Data items:
= = =

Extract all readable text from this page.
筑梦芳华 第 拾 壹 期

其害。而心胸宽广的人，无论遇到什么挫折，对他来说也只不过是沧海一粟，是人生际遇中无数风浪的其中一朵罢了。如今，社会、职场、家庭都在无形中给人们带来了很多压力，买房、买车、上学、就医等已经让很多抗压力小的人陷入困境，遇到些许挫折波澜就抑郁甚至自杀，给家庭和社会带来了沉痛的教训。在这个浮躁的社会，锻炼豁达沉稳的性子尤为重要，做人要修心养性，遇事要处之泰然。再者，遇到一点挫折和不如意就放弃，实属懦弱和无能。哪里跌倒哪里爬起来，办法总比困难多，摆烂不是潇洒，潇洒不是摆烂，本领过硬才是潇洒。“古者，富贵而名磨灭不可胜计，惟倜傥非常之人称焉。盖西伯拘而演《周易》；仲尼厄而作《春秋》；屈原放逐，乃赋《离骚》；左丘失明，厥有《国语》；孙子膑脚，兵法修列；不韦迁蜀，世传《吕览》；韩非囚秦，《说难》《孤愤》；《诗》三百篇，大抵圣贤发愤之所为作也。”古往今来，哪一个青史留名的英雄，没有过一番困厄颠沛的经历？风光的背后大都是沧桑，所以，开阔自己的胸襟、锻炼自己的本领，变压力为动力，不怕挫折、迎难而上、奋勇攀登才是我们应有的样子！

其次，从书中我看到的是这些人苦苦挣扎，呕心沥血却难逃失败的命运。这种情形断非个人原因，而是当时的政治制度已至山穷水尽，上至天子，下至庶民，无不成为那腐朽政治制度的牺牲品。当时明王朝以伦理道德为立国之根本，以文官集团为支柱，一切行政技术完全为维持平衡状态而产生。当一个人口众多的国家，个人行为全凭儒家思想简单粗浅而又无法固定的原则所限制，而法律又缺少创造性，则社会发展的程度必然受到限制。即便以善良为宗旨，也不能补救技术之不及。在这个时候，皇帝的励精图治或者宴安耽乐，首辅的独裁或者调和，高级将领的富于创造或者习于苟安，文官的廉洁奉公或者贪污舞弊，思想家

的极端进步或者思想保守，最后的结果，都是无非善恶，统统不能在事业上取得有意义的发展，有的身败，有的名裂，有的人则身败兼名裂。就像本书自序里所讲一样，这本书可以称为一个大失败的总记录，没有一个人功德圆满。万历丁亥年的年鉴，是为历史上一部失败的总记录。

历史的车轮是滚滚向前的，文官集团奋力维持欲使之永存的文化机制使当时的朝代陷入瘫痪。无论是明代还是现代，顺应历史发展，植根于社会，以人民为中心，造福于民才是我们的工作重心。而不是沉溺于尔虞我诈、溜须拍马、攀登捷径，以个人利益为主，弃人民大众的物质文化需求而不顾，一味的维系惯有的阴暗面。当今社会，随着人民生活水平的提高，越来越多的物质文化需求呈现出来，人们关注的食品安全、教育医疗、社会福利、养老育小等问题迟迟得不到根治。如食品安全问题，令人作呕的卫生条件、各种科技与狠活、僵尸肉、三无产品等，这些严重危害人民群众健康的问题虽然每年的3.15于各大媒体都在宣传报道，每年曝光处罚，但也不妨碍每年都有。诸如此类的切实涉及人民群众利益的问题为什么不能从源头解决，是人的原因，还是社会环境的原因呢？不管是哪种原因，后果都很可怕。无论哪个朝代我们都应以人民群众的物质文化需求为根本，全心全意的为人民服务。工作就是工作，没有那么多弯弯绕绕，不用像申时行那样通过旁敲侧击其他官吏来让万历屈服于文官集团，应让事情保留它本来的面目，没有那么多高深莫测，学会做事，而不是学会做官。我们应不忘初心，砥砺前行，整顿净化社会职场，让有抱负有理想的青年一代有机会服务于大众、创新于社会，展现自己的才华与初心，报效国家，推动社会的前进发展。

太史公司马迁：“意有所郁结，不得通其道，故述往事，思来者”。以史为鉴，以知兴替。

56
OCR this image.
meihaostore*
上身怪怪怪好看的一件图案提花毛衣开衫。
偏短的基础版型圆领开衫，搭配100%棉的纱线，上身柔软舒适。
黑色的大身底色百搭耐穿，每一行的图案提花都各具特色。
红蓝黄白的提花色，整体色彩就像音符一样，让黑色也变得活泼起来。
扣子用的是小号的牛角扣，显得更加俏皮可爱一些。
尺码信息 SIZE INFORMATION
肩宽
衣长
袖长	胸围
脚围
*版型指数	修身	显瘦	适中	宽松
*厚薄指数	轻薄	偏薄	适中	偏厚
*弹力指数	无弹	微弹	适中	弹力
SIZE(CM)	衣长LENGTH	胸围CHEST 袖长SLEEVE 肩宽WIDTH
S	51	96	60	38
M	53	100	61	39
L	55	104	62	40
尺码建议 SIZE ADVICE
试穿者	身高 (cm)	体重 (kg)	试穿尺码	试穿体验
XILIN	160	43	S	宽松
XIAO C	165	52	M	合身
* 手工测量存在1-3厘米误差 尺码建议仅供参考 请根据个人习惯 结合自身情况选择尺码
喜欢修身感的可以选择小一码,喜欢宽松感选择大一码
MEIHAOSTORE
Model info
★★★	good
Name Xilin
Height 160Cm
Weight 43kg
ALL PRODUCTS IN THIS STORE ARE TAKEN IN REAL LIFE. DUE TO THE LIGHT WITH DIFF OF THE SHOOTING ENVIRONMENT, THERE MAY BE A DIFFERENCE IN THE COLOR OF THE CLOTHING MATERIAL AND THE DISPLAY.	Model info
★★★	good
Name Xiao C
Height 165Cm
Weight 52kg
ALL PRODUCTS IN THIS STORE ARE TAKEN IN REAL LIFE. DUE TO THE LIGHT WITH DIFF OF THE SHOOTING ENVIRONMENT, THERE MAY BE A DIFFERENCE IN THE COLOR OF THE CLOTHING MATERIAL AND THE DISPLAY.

= = =

**GOAL**
Print out every record again, exactly and in full.

**THE SOLUTION**
Extract all readable text from this page.
筑梦芳华 第 拾 壹 期

其害。而心胸宽广的人，无论遇到什么挫折，对他来说也只不过是沧海一粟，是人生际遇中无数风浪的其中一朵罢了。如今，社会、职场、家庭都在无形中给人们带来了很多压力，买房、买车、上学、就医等已经让很多抗压力小的人陷入困境，遇到些许挫折波澜就抑郁甚至自杀，给家庭和社会带来了沉痛的教训。在这个浮躁的社会，锻炼豁达沉稳的性子尤为重要，做人要修心养性，遇事要处之泰然。再者，遇到一点挫折和不如意就放弃，实属懦弱和无能。哪里跌倒哪里爬起来，办法总比困难多，摆烂不是潇洒，潇洒不是摆烂，本领过硬才是潇洒。“古者，富贵而名磨灭不可胜计，惟倜傥非常之人称焉。盖西伯拘而演《周易》；仲尼厄而作《春秋》；屈原放逐，乃赋《离骚》；左丘失明，厥有《国语》；孙子膑脚，兵法修列；不韦迁蜀，世传《吕览》；韩非囚秦，《说难》《孤愤》；《诗》三百篇，大抵圣贤发愤之所为作也。”古往今来，哪一个青史留名的英雄，没有过一番困厄颠沛的经历？风光的背后大都是沧桑，所以，开阔自己的胸襟、锻炼自己的本领，变压力为动力，不怕挫折、迎难而上、奋勇攀登才是我们应有的样子！

其次，从书中我看到的是这些人苦苦挣扎，呕心沥血却难逃失败的命运。这种情形断非个人原因，而是当时的政治制度已至山穷水尽，上至天子，下至庶民，无不成为那腐朽政治制度的牺牲品。当时明王朝以伦理道德为立国之根本，以文官集团为支柱，一切行政技术完全为维持平衡状态而产生。当一个人口众多的国家，个人行为全凭儒家思想简单粗浅而又无法固定的原则所限制，而法律又缺少创造性，则社会发展的程度必然受到限制。即便以善良为宗旨，也不能补救技术之不及。在这个时候，皇帝的励精图治或者宴安耽乐，首辅的独裁或者调和，高级将领的富于创造或者习于苟安，文官的廉洁奉公或者贪污舞弊，思想家

的极端进步或者思想保守，最后的结果，都是无非善恶，统统不能在事业上取得有意义的发展，有的身败，有的名裂，有的人则身败兼名裂。就像本书自序里所讲一样，这本书可以称为一个大失败的总记录，没有一个人功德圆满。万历丁亥年的年鉴，是为历史上一部失败的总记录。

历史的车轮是滚滚向前的，文官集团奋力维持欲使之永存的文化机制使当时的朝代陷入瘫痪。无论是明代还是现代，顺应历史发展，植根于社会，以人民为中心，造福于民才是我们的工作重心。而不是沉溺于尔虞我诈、溜须拍马、攀登捷径，以个人利益为主，弃人民大众的物质文化需求而不顾，一味的维系惯有的阴暗面。当今社会，随着人民生活水平的提高，越来越多的物质文化需求呈现出来，人们关注的食品安全、教育医疗、社会福利、养老育小等问题迟迟得不到根治。如食品安全问题，令人作呕的卫生条件、各种科技与狠活、僵尸肉、三无产品等，这些严重危害人民群众健康的问题虽然每年的3.15于各大媒体都在宣传报道，每年曝光处罚，但也不妨碍每年都有。诸如此类的切实涉及人民群众利益的问题为什么不能从源头解决，是人的原因，还是社会环境的原因呢？不管是哪种原因，后果都很可怕。无论哪个朝代我们都应以人民群众的物质文化需求为根本，全心全意的为人民服务。工作就是工作，没有那么多弯弯绕绕，不用像申时行那样通过旁敲侧击其他官吏来让万历屈服于文官集团，应让事情保留它本来的面目，没有那么多高深莫测，学会做事，而不是学会做官。我们应不忘初心，砥砺前行，整顿净化社会职场，让有抱负有理想的青年一代有机会服务于大众、创新于社会，展现自己的才华与初心，报效国家，推动社会的前进发展。

太史公司马迁：“意有所郁结，不得通其道，故述往事，思来者”。以史为鉴，以知兴替。

56
OCR this image.
meihaostore*
上身怪怪怪好看的一件图案提花毛衣开衫。
偏短的基础版型圆领开衫，搭配100%棉的纱线，上身柔软舒适。
黑色的大身底色百搭耐穿，每一行的图案提花都各具特色。
红蓝黄白的提花色，整体色彩就像音符一样，让黑色也变得活泼起来。
扣子用的是小号的牛角扣，显得更加俏皮可爱一些。
尺码信息 SIZE INFORMATION
肩宽
衣长
袖长	胸围
脚围
*版型指数	修身	显瘦	适中	宽松
*厚薄指数	轻薄	偏薄	适中	偏厚
*弹力指数	无弹	微弹	适中	弹力
SIZE(CM)	衣长LENGTH	胸围CHEST 袖长SLEEVE 肩宽WIDTH
S	51	96	60	38
M	53	100	61	39
L	55	104	62	40
尺码建议 SIZE ADVICE
试穿者	身高 (cm)	体重 (kg)	试穿尺码	试穿体验
XILIN	160	43	S	宽松
XIAO C	165	52	M	合身
* 手工测量存在1-3厘米误差 尺码建议仅供参考 请根据个人习惯 结合自身情况选择尺码
喜欢修身感的可以选择小一码,喜欢宽松感选择大一码
MEIHAOSTORE
Model info
★★★	good
Name Xilin
Height 160Cm
Weight 43kg
ALL PRODUCTS IN THIS STORE ARE TAKEN IN REAL LIFE. DUE TO THE LIGHT WITH DIFF OF THE SHOOTING ENVIRONMENT, THERE MAY BE A DIFFERENCE IN THE COLOR OF THE CLOTHING MATERIAL AND THE DISPLAY.	Model info
★★★	good
Name Xiao C
Height 165Cm
Weight 52kg
ALL PRODUCTS IN THIS STORE ARE TAKEN IN REAL LIFE. DUE TO THE LIGHT WITH DIFF OF THE SHOOTING ENVIRONMENT, THERE MAY BE A DIFFERENCE IN THE COLOR OF THE CLOTHING MATERIAL AND THE DISPLAY.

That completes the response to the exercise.